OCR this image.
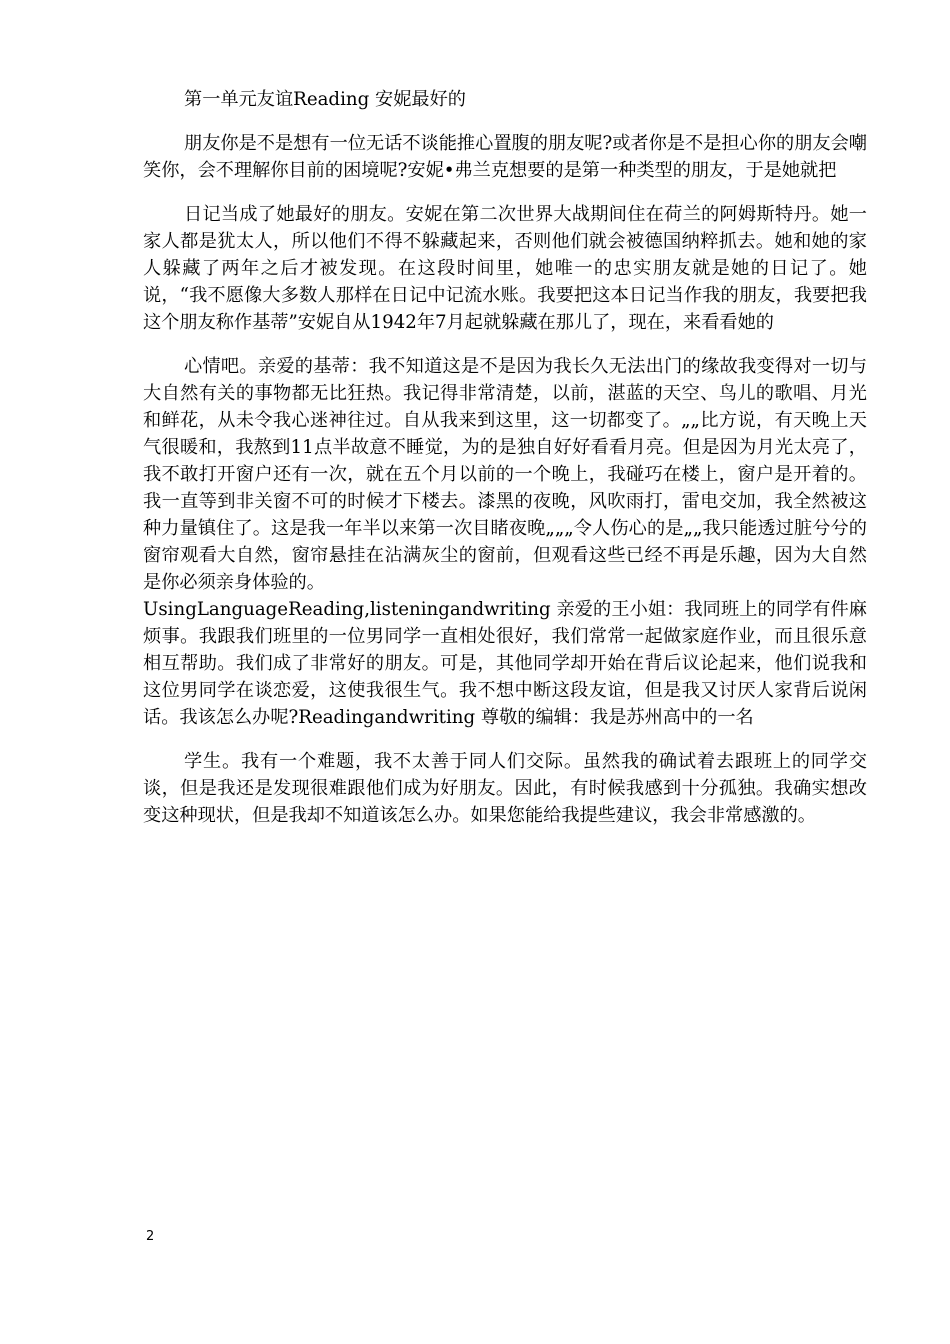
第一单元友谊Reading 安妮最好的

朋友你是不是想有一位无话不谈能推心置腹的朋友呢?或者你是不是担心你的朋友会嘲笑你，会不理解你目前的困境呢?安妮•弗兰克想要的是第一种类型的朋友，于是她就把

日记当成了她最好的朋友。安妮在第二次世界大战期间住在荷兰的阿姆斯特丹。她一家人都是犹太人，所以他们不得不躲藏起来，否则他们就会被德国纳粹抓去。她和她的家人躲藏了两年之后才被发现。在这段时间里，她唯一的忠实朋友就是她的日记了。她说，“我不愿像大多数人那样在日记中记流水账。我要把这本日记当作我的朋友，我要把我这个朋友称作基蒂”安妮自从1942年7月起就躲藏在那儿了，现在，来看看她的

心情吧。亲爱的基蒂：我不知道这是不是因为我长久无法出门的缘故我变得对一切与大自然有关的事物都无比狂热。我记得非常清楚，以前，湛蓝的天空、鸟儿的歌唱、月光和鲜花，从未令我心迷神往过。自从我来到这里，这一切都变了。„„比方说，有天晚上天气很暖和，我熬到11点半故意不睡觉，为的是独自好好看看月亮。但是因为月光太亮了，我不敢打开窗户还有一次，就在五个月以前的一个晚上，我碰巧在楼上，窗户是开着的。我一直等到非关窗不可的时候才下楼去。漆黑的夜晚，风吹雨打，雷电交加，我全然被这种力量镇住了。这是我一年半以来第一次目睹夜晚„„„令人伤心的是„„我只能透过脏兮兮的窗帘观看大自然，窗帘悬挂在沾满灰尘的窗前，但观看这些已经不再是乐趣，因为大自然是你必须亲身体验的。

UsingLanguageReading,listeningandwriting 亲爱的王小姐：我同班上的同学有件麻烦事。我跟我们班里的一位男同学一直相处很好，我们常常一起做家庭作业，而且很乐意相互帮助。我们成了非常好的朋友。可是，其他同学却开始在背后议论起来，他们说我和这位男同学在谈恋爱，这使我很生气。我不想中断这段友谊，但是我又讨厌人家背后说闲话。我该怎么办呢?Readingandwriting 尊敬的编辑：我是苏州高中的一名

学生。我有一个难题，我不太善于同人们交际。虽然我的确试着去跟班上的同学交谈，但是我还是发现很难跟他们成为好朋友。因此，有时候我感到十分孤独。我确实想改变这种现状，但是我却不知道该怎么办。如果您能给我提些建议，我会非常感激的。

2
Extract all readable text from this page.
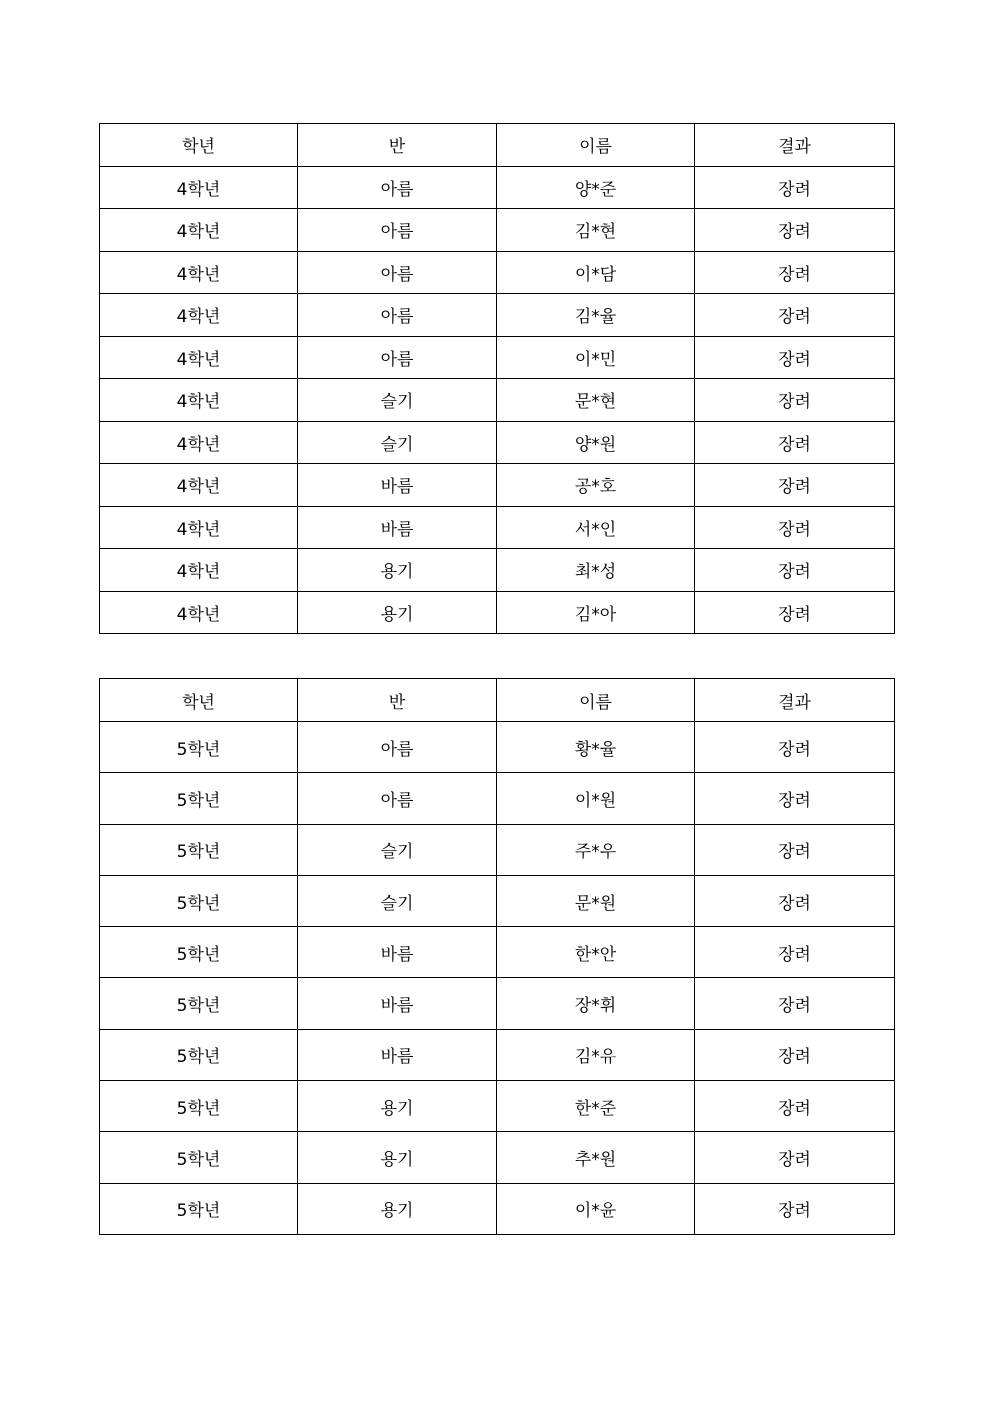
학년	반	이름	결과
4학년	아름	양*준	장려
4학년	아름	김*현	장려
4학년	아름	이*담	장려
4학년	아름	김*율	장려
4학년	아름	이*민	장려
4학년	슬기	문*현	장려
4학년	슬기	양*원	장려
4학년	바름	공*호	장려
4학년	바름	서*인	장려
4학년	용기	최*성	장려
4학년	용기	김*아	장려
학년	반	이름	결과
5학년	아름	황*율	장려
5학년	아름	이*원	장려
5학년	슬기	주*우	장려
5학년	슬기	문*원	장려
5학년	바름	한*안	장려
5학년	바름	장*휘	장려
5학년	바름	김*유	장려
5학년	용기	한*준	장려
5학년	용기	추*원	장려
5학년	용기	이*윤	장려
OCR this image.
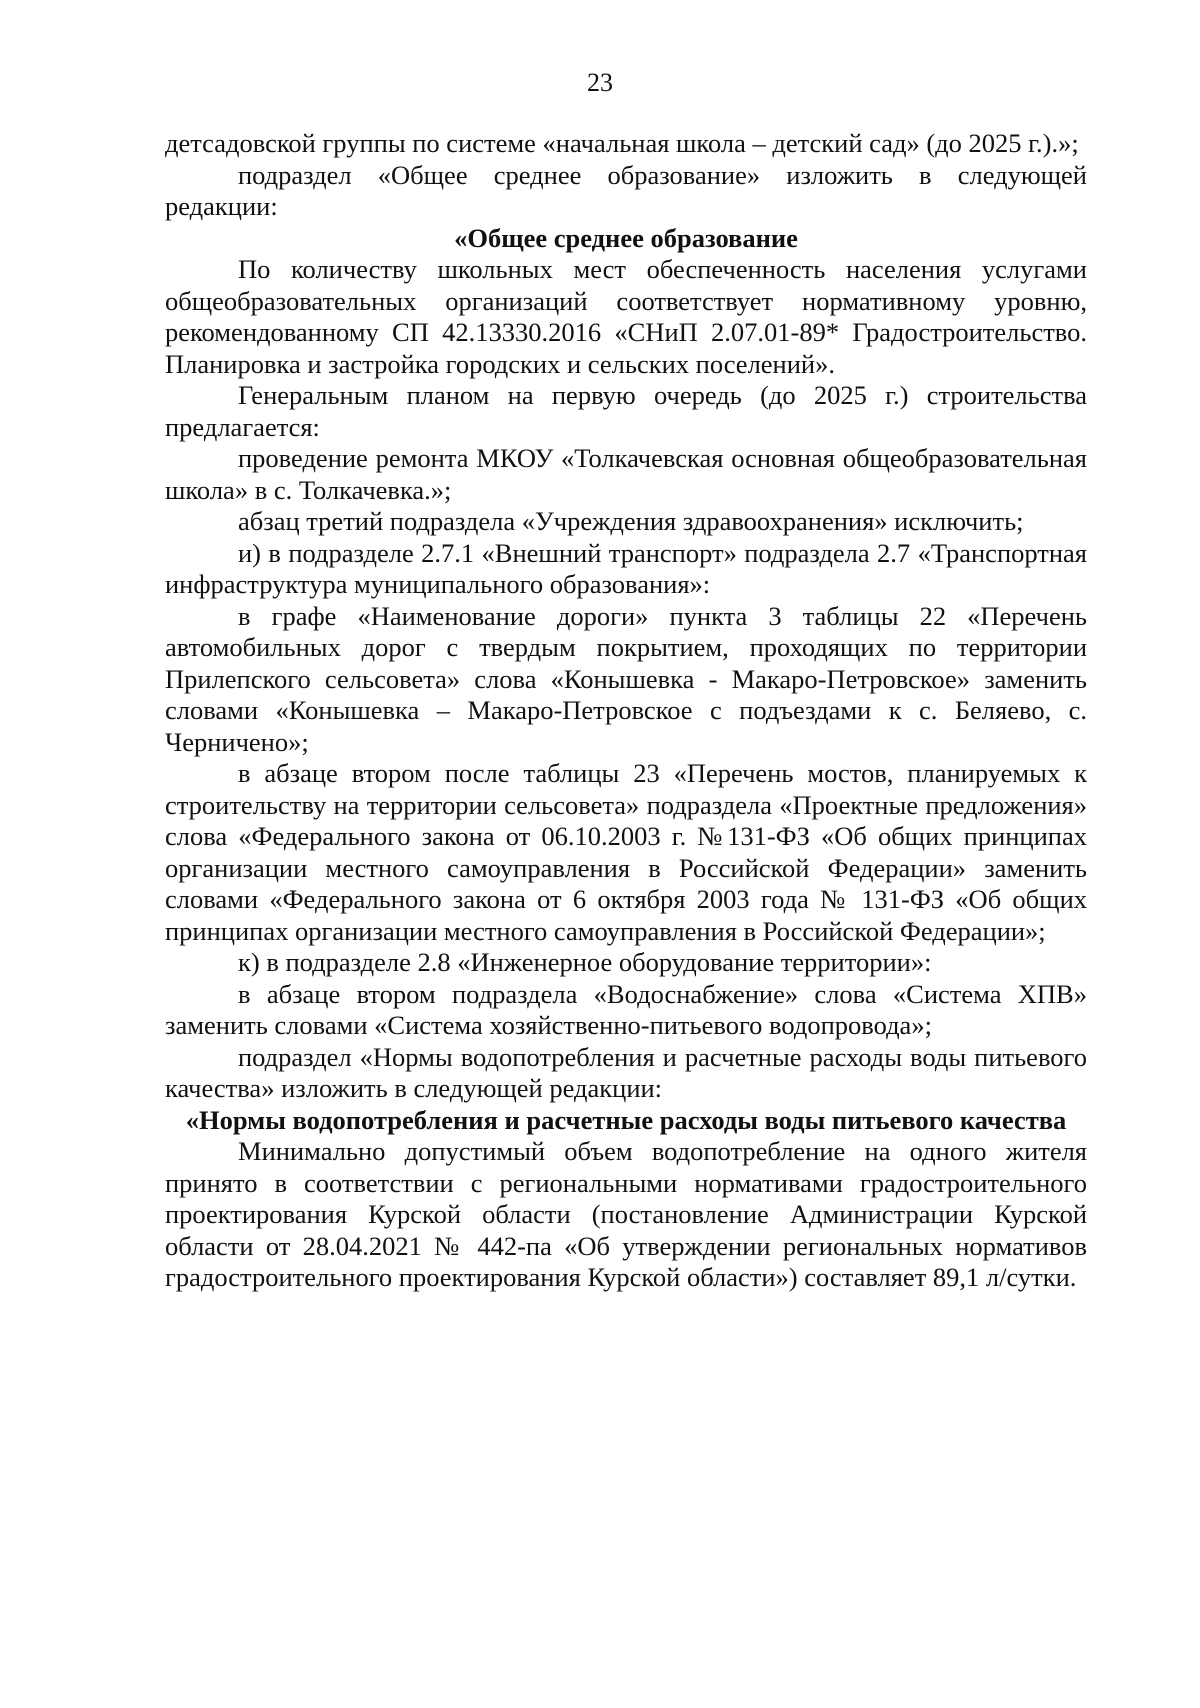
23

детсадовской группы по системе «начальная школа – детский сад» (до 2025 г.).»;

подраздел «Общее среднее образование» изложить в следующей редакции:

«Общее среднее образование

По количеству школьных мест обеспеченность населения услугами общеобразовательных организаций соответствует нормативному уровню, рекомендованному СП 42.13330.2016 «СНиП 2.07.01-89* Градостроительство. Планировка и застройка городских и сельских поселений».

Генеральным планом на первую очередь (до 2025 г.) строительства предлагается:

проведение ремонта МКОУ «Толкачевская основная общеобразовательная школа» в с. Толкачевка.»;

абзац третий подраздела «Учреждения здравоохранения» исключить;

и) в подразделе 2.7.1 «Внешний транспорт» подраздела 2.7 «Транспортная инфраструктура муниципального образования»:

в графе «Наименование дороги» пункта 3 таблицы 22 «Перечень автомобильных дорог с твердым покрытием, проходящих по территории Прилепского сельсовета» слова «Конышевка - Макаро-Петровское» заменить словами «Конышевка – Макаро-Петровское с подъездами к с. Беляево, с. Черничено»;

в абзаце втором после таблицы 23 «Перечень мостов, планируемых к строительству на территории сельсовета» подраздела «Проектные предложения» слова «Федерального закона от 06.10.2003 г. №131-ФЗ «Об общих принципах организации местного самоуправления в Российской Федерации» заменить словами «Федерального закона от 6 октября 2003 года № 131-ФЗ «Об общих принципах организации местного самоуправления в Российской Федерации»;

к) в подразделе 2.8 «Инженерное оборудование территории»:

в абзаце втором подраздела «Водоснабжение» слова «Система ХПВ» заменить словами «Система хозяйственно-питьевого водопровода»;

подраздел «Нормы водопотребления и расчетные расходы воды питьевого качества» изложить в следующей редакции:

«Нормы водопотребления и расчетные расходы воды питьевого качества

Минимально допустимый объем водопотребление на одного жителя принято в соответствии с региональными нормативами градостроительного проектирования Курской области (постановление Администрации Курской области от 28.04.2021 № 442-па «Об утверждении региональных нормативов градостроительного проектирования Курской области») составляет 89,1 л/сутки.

================

[What is being asked] Report how many lines in the entries hold the string "словами". Nothing but the number is wanted.

[Exercise solution] 3